Given problem =
Take the line containing "Give me the" and every line after it to the end of the records, and copy them exactly, excluding pictures.

== Task input ==

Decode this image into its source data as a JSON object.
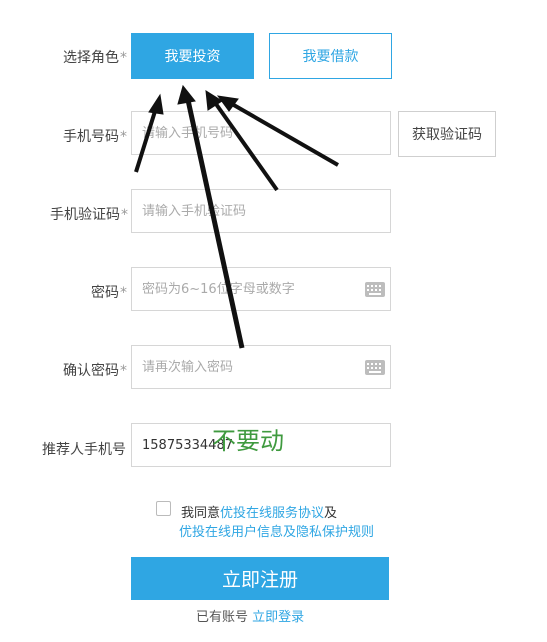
{
  "role": {
    "label": "选择角色",
    "invest_label": "我要投资",
    "borrow_label": "我要借款"
  },
  "phone": {
    "label": "手机号码",
    "placeholder": "请输入手机号码",
    "code_button": "获取验证码"
  },
  "sms": {
    "label": "手机验证码",
    "placeholder": "请输入手机验证码"
  },
  "password": {
    "label": "密码",
    "placeholder": "密码为6~16位字母或数字",
    "keyboard_icon": "keyboard-icon"
  },
  "confirm": {
    "label": "确认密码",
    "placeholder": "请再次输入密码",
    "keyboard_icon": "keyboard-icon"
  },
  "referrer": {
    "label": "推荐人手机号",
    "value": "15875334487"
  },
  "required_mark": "*",
  "annotation": {
    "text": "不要动"
  },
  "agreement": {
    "prefix": "我同意",
    "link1": "优投在线服务协议",
    "conj": "及",
    "link2": "优投在线用户信息及隐私保护规则"
  },
  "submit_label": "立即注册",
  "login": {
    "prefix": "已有账号",
    "link": "立即登录"
  },
  "colors": {
    "accent": "#2fa6e3",
    "annotation": "#3f9a3f"
  }
}
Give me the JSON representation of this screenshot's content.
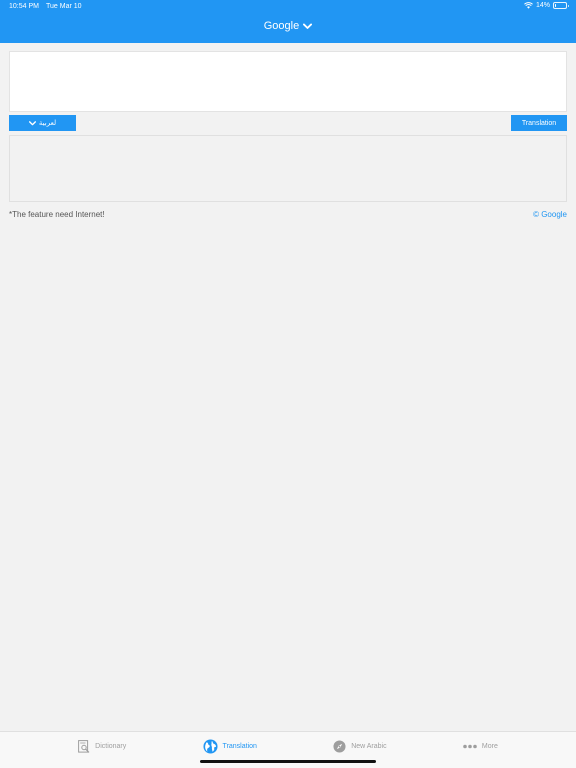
{
  "status_bar": {
    "time": "10:54 PM",
    "date": "Tue Mar 10",
    "battery": "14%",
    "battery_level": 0.14
  },
  "header": {
    "title": "Google"
  },
  "input": {
    "text": ""
  },
  "controls": {
    "language_label": "لعربية",
    "translate_label": "Translation"
  },
  "output": {
    "text": ""
  },
  "notice": "*The feature need Internet!",
  "credit": "© Google",
  "tabs": [
    {
      "label": "Dictionary",
      "icon": "dictionary-icon",
      "active": false
    },
    {
      "label": "Translation",
      "icon": "globe-icon",
      "active": true
    },
    {
      "label": "New Arabic",
      "icon": "compass-icon",
      "active": false
    },
    {
      "label": "More",
      "icon": "more-icon",
      "active": false
    }
  ],
  "colors": {
    "accent": "#2196f3",
    "background": "#f2f2f2",
    "inactive": "#9e9e9e"
  }
}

===

Result =
Give me the JSON representation of this screenshot's content.
{
  "status_bar": {
    "time": "10:54 PM",
    "date": "Tue Mar 10",
    "battery": "14%",
    "battery_level": 0.14
  },
  "header": {
    "title": "Google"
  },
  "input": {
    "text": ""
  },
  "controls": {
    "language_label": "لعربية",
    "translate_label": "Translation"
  },
  "output": {
    "text": ""
  },
  "notice": "*The feature need Internet!",
  "credit": "© Google",
  "tabs": [
    {
      "label": "Dictionary",
      "icon": "dictionary-icon",
      "active": false
    },
    {
      "label": "Translation",
      "icon": "globe-icon",
      "active": true
    },
    {
      "label": "New Arabic",
      "icon": "compass-icon",
      "active": false
    },
    {
      "label": "More",
      "icon": "more-icon",
      "active": false
    }
  ],
  "colors": {
    "accent": "#2196f3",
    "background": "#f2f2f2",
    "inactive": "#9e9e9e"
  }
}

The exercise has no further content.